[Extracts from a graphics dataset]
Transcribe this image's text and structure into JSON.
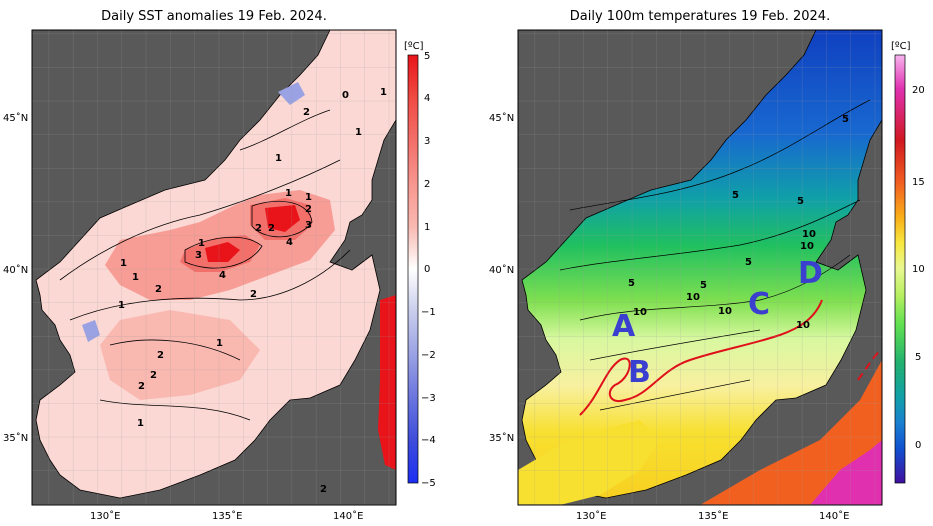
{
  "left_panel": {
    "title": "Daily SST anomalies 19 Feb. 2024.",
    "colorbar_unit": "[ºC]",
    "colorbar_ticks": [
      "5",
      "4",
      "3",
      "2",
      "1",
      "0",
      "−1",
      "−2",
      "−3",
      "−4",
      "−5"
    ],
    "colorbar_colors": [
      "#e8141a",
      "#ef4b43",
      "#f36f6a",
      "#f7968f",
      "#f9b8b0",
      "#fbd8d3",
      "#ffffff",
      "#c8cdec",
      "#9aa2e4",
      "#6b75de",
      "#3e4ddb",
      "#1b2ef2"
    ],
    "contour_labels": [
      "0",
      "1",
      "1",
      "2",
      "1",
      "1",
      "1",
      "2",
      "2",
      "2",
      "4",
      "3",
      "3",
      "1",
      "4",
      "2",
      "2",
      "1",
      "1",
      "1",
      "2",
      "1",
      "2",
      "2",
      "1",
      "2"
    ]
  },
  "right_panel": {
    "title": "Daily 100m temperatures 19 Feb. 2024.",
    "colorbar_unit": "[ºC]",
    "colorbar_ticks": [
      "20",
      "15",
      "10",
      "5",
      "0"
    ],
    "colorbar_colors": [
      "#f7b5ef",
      "#e030b0",
      "#d01820",
      "#f26020",
      "#f9b018",
      "#f8e840",
      "#e8f890",
      "#b8f060",
      "#60e050",
      "#20b070",
      "#10a0a8",
      "#1880d0",
      "#1050d0",
      "#3020b0",
      "#4010a0"
    ],
    "contour_labels": [
      "5",
      "5",
      "5",
      "5",
      "10",
      "10",
      "5",
      "10",
      "10",
      "10",
      "10",
      "5"
    ],
    "region_labels": [
      "A",
      "B",
      "C",
      "D"
    ]
  },
  "axes": {
    "lon_ticks": [
      "130˚E",
      "135˚E",
      "140˚E"
    ],
    "lat_ticks": [
      "45˚N",
      "40˚N",
      "35˚N"
    ]
  },
  "colors": {
    "land": "#595959",
    "coast_line": "#000000",
    "front_line": "#e0101a",
    "region_text": "#3a3fd0"
  }
}
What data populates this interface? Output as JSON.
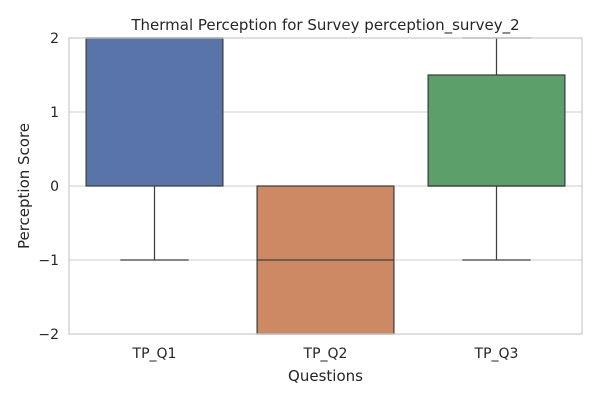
{
  "chart_data": {
    "type": "box",
    "title": "Thermal Perception for Survey perception_survey_2",
    "xlabel": "Questions",
    "ylabel": "Perception Score",
    "ylim": [
      -2,
      2
    ],
    "yticks": [
      2,
      1,
      0,
      -1,
      -2
    ],
    "ytick_labels": [
      "2",
      "1",
      "0",
      "−1",
      "−2"
    ],
    "grid": true,
    "categories": [
      "TP_Q1",
      "TP_Q2",
      "TP_Q3"
    ],
    "boxes": [
      {
        "category": "TP_Q1",
        "whisker_low": -1,
        "q1": 0,
        "median": 2,
        "q3": 2,
        "whisker_high": 2,
        "color": "#5874a8"
      },
      {
        "category": "TP_Q2",
        "whisker_low": -2,
        "q1": -2,
        "median": -1,
        "q3": 0,
        "whisker_high": 0,
        "color": "#cc8963"
      },
      {
        "category": "TP_Q3",
        "whisker_low": -1,
        "q1": 0,
        "median": 0,
        "q3": 1.5,
        "whisker_high": 2,
        "color": "#5c9f6b"
      }
    ]
  }
}
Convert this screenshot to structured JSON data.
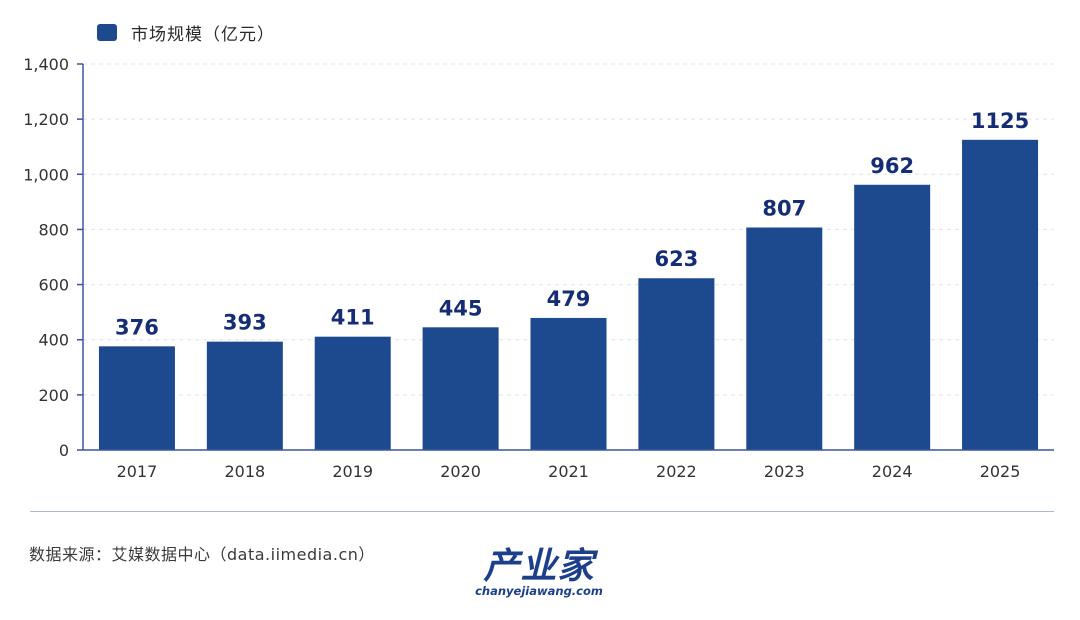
{
  "legend": {
    "label": "市场规模（亿元）"
  },
  "colors": {
    "bar": "#1d4a8e",
    "value_label": "#142d74",
    "axis": "#3b56a0",
    "grid": "#dde3ee",
    "tick": "#333333"
  },
  "chart_data": {
    "type": "bar",
    "categories": [
      "2017",
      "2018",
      "2019",
      "2020",
      "2021",
      "2022",
      "2023",
      "2024",
      "2025"
    ],
    "series": [
      {
        "name": "市场规模（亿元）",
        "values": [
          376,
          393,
          411,
          445,
          479,
          623,
          807,
          962,
          1125
        ]
      }
    ],
    "data_labels": [
      "376",
      "393",
      "411",
      "445",
      "479",
      "623",
      "807",
      "962",
      "1125"
    ],
    "ylim": [
      0,
      1400
    ],
    "yticks": [
      0,
      200,
      400,
      600,
      800,
      1000,
      1200,
      1400
    ],
    "ytick_labels": [
      "0",
      "200",
      "400",
      "600",
      "800",
      "1,000",
      "1,200",
      "1,400"
    ],
    "grid": true,
    "legend_position": "top-left"
  },
  "footer": {
    "source": "数据来源：艾媒数据中心（data.iimedia.cn）"
  },
  "brand": {
    "name": "产业家",
    "domain": "chanyejiawang.com"
  }
}
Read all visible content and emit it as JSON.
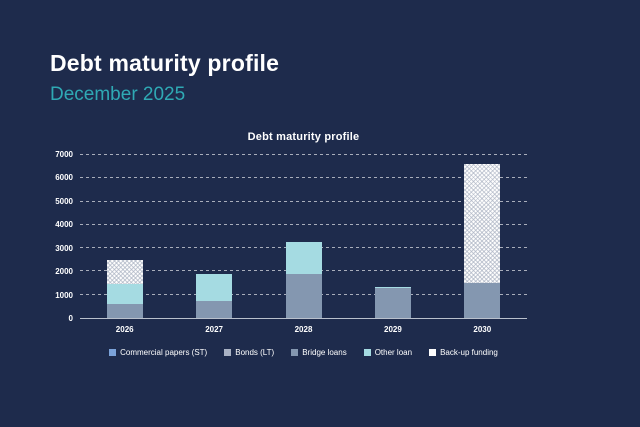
{
  "page": {
    "title": "Debt maturity profile",
    "subtitle": "December 2025"
  },
  "colors": {
    "background": "#1e2b4c",
    "title_text": "#ffffff",
    "subtitle_accent": "#2fa9b4",
    "axis_line": "#b9c0cc",
    "gridline": "rgba(255,255,255,0.62)"
  },
  "chart_data": {
    "type": "bar",
    "variant": "stacked",
    "title": "Debt maturity profile",
    "categories": [
      "2026",
      "2027",
      "2028",
      "2029",
      "2030"
    ],
    "series": [
      {
        "name": "Commercial papers (ST)",
        "color": "#7ba2d9",
        "hatch": false,
        "values": [
          0,
          0,
          0,
          0,
          0
        ]
      },
      {
        "name": "Bonds (LT)",
        "color": "#a9b2c4",
        "hatch": false,
        "values": [
          0,
          0,
          0,
          0,
          0
        ]
      },
      {
        "name": "Bridge loans",
        "color": "#8497b0",
        "hatch": false,
        "values": [
          600,
          750,
          1900,
          1300,
          1500
        ]
      },
      {
        "name": "Other loan",
        "color": "#a5dbe2",
        "hatch": false,
        "values": [
          850,
          1150,
          1350,
          50,
          0
        ]
      },
      {
        "name": "Back-up funding",
        "color": "#fdfdfd",
        "hatch": true,
        "values": [
          1050,
          0,
          0,
          0,
          5100
        ]
      }
    ],
    "totals": [
      2500,
      1900,
      3250,
      1350,
      6600
    ],
    "xlabel": "",
    "ylabel": "",
    "ylim": [
      0,
      7000
    ],
    "yticks": [
      0,
      1000,
      2000,
      3000,
      4000,
      5000,
      6000,
      7000
    ],
    "grid": "horizontal-dashed",
    "legend_position": "bottom"
  }
}
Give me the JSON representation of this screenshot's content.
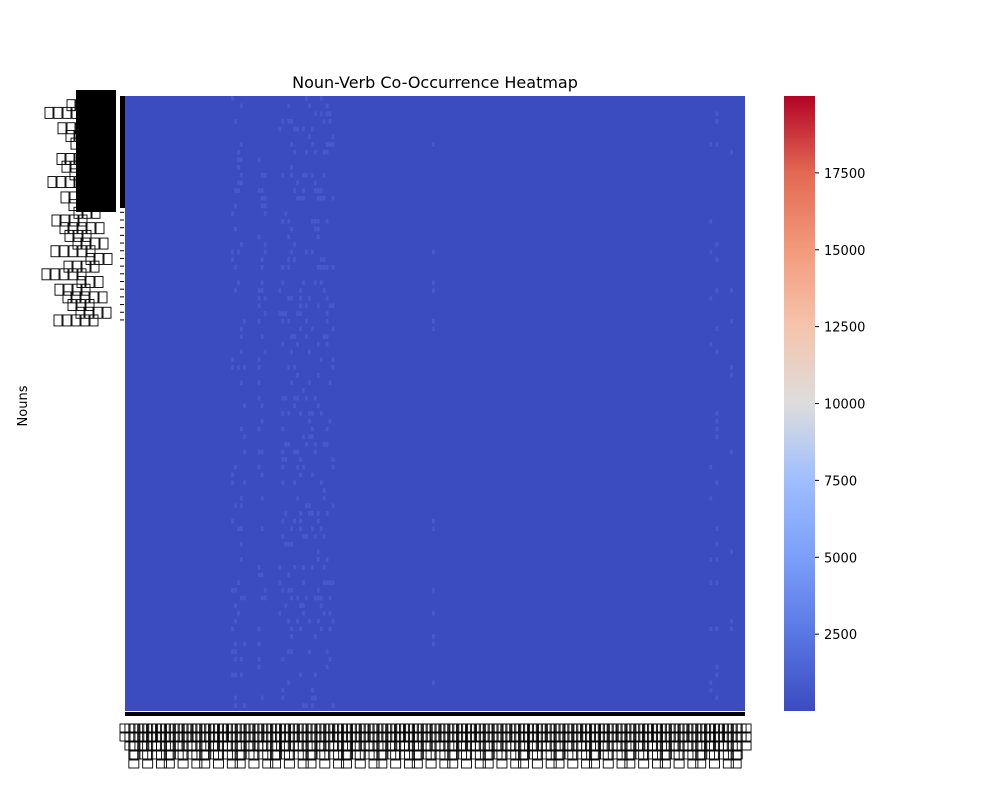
{
  "chart_data": {
    "type": "heatmap",
    "title": "Noun-Verb Co-Occurrence Heatmap",
    "xlabel": "",
    "ylabel": "Nouns",
    "colormap": "coolwarm",
    "colors": {
      "low": "#3b4cc0",
      "mid": "#dddddd",
      "high": "#b40426",
      "sparse_cell": "#4a5ccc"
    },
    "colorbar": {
      "vmin": 0,
      "vmax": 20000,
      "ticks": [
        2500,
        5000,
        7500,
        10000,
        12500,
        15000,
        17500
      ],
      "tick_labels": [
        "2500",
        "5000",
        "7500",
        "10000",
        "12500",
        "15000",
        "17500"
      ]
    },
    "rows": 80,
    "cols": 210,
    "base_value": 0,
    "labels_note": "Row (noun) and column (verb) tick labels are CJK text rendered as missing-glyph boxes; their text is not legible.",
    "grid": false
  }
}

What you need to do> Each entry shown above must be quoted exactly, with its pictures left out.

Task result>
Transcribe this image's text and structure into JSON.
{
  "left_panel": {
    "title": "Daily SST anomalies 19 Feb. 2024.",
    "colorbar_unit": "[ºC]",
    "colorbar_ticks": [
      "5",
      "4",
      "3",
      "2",
      "1",
      "0",
      "−1",
      "−2",
      "−3",
      "−4",
      "−5"
    ],
    "colorbar_colors": [
      "#e8141a",
      "#ef4b43",
      "#f36f6a",
      "#f7968f",
      "#f9b8b0",
      "#fbd8d3",
      "#ffffff",
      "#c8cdec",
      "#9aa2e4",
      "#6b75de",
      "#3e4ddb",
      "#1b2ef2"
    ],
    "contour_labels": [
      "0",
      "1",
      "1",
      "2",
      "1",
      "1",
      "1",
      "2",
      "2",
      "2",
      "4",
      "3",
      "3",
      "1",
      "4",
      "2",
      "2",
      "1",
      "1",
      "1",
      "2",
      "1",
      "2",
      "2",
      "1",
      "2"
    ]
  },
  "right_panel": {
    "title": "Daily 100m temperatures 19 Feb. 2024.",
    "colorbar_unit": "[ºC]",
    "colorbar_ticks": [
      "20",
      "15",
      "10",
      "5",
      "0"
    ],
    "colorbar_colors": [
      "#f7b5ef",
      "#e030b0",
      "#d01820",
      "#f26020",
      "#f9b018",
      "#f8e840",
      "#e8f890",
      "#b8f060",
      "#60e050",
      "#20b070",
      "#10a0a8",
      "#1880d0",
      "#1050d0",
      "#3020b0",
      "#4010a0"
    ],
    "contour_labels": [
      "5",
      "5",
      "5",
      "5",
      "10",
      "10",
      "5",
      "10",
      "10",
      "10",
      "10",
      "5"
    ],
    "region_labels": [
      "A",
      "B",
      "C",
      "D"
    ]
  },
  "axes": {
    "lon_ticks": [
      "130˚E",
      "135˚E",
      "140˚E"
    ],
    "lat_ticks": [
      "45˚N",
      "40˚N",
      "35˚N"
    ]
  },
  "colors": {
    "land": "#595959",
    "coast_line": "#000000",
    "front_line": "#e0101a",
    "region_text": "#3a3fd0"
  }
}
What data populates this interface? Output as JSON.
{
  "chart_data": {
    "type": "box",
    "title": "Thermal Perception for Survey perception_survey_2",
    "xlabel": "Questions",
    "ylabel": "Perception Score",
    "ylim": [
      -2,
      2
    ],
    "yticks": [
      2,
      1,
      0,
      -1,
      -2
    ],
    "ytick_labels": [
      "2",
      "1",
      "0",
      "−1",
      "−2"
    ],
    "grid": true,
    "categories": [
      "TP_Q1",
      "TP_Q2",
      "TP_Q3"
    ],
    "boxes": [
      {
        "category": "TP_Q1",
        "whisker_low": -1,
        "q1": 0,
        "median": 2,
        "q3": 2,
        "whisker_high": 2,
        "color": "#5874a8"
      },
      {
        "category": "TP_Q2",
        "whisker_low": -2,
        "q1": -2,
        "median": -1,
        "q3": 0,
        "whisker_high": 0,
        "color": "#cc8963"
      },
      {
        "category": "TP_Q3",
        "whisker_low": -1,
        "q1": 0,
        "median": 0,
        "q3": 1.5,
        "whisker_high": 2,
        "color": "#5c9f6b"
      }
    ]
  }
}
Convert this screenshot to structured JSON data.
{
  "legend": {
    "label": "市场规模（亿元）"
  },
  "colors": {
    "bar": "#1d4a8e",
    "value_label": "#142d74",
    "axis": "#3b56a0",
    "grid": "#dde3ee",
    "tick": "#333333"
  },
  "chart_data": {
    "type": "bar",
    "categories": [
      "2017",
      "2018",
      "2019",
      "2020",
      "2021",
      "2022",
      "2023",
      "2024",
      "2025"
    ],
    "series": [
      {
        "name": "市场规模（亿元）",
        "values": [
          376,
          393,
          411,
          445,
          479,
          623,
          807,
          962,
          1125
        ]
      }
    ],
    "data_labels": [
      "376",
      "393",
      "411",
      "445",
      "479",
      "623",
      "807",
      "962",
      "1125"
    ],
    "ylim": [
      0,
      1400
    ],
    "yticks": [
      0,
      200,
      400,
      600,
      800,
      1000,
      1200,
      1400
    ],
    "ytick_labels": [
      "0",
      "200",
      "400",
      "600",
      "800",
      "1,000",
      "1,200",
      "1,400"
    ],
    "grid": true,
    "legend_position": "top-left"
  },
  "footer": {
    "source": "数据来源：艾媒数据中心（data.iimedia.cn）"
  },
  "brand": {
    "name": "产业家",
    "domain": "chanyejiawang.com"
  }
}
Read all visible content and emit it as JSON.
{
  "page": {
    "title": "Debt maturity profile",
    "subtitle": "December 2025"
  },
  "colors": {
    "background": "#1e2b4c",
    "title_text": "#ffffff",
    "subtitle_accent": "#2fa9b4",
    "axis_line": "#b9c0cc",
    "gridline": "rgba(255,255,255,0.62)"
  },
  "chart_data": {
    "type": "bar",
    "variant": "stacked",
    "title": "Debt maturity profile",
    "categories": [
      "2026",
      "2027",
      "2028",
      "2029",
      "2030"
    ],
    "series": [
      {
        "name": "Commercial papers (ST)",
        "color": "#7ba2d9",
        "hatch": false,
        "values": [
          0,
          0,
          0,
          0,
          0
        ]
      },
      {
        "name": "Bonds (LT)",
        "color": "#a9b2c4",
        "hatch": false,
        "values": [
          0,
          0,
          0,
          0,
          0
        ]
      },
      {
        "name": "Bridge loans",
        "color": "#8497b0",
        "hatch": false,
        "values": [
          600,
          750,
          1900,
          1300,
          1500
        ]
      },
      {
        "name": "Other loan",
        "color": "#a5dbe2",
        "hatch": false,
        "values": [
          850,
          1150,
          1350,
          50,
          0
        ]
      },
      {
        "name": "Back-up funding",
        "color": "#fdfdfd",
        "hatch": true,
        "values": [
          1050,
          0,
          0,
          0,
          5100
        ]
      }
    ],
    "totals": [
      2500,
      1900,
      3250,
      1350,
      6600
    ],
    "xlabel": "",
    "ylabel": "",
    "ylim": [
      0,
      7000
    ],
    "yticks": [
      0,
      1000,
      2000,
      3000,
      4000,
      5000,
      6000,
      7000
    ],
    "grid": "horizontal-dashed",
    "legend_position": "bottom"
  }
}
Give me the JSON representation of this screenshot's content.
{
  "chart_data": {
    "type": "heatmap",
    "title": "Noun-Verb Co-Occurrence Heatmap",
    "xlabel": "",
    "ylabel": "Nouns",
    "colormap": "coolwarm",
    "colors": {
      "low": "#3b4cc0",
      "mid": "#dddddd",
      "high": "#b40426",
      "sparse_cell": "#4a5ccc"
    },
    "colorbar": {
      "vmin": 0,
      "vmax": 20000,
      "ticks": [
        2500,
        5000,
        7500,
        10000,
        12500,
        15000,
        17500
      ],
      "tick_labels": [
        "2500",
        "5000",
        "7500",
        "10000",
        "12500",
        "15000",
        "17500"
      ]
    },
    "rows": 80,
    "cols": 210,
    "base_value": 0,
    "labels_note": "Row (noun) and column (verb) tick labels are CJK text rendered as missing-glyph boxes; their text is not legible.",
    "grid": false
  }
}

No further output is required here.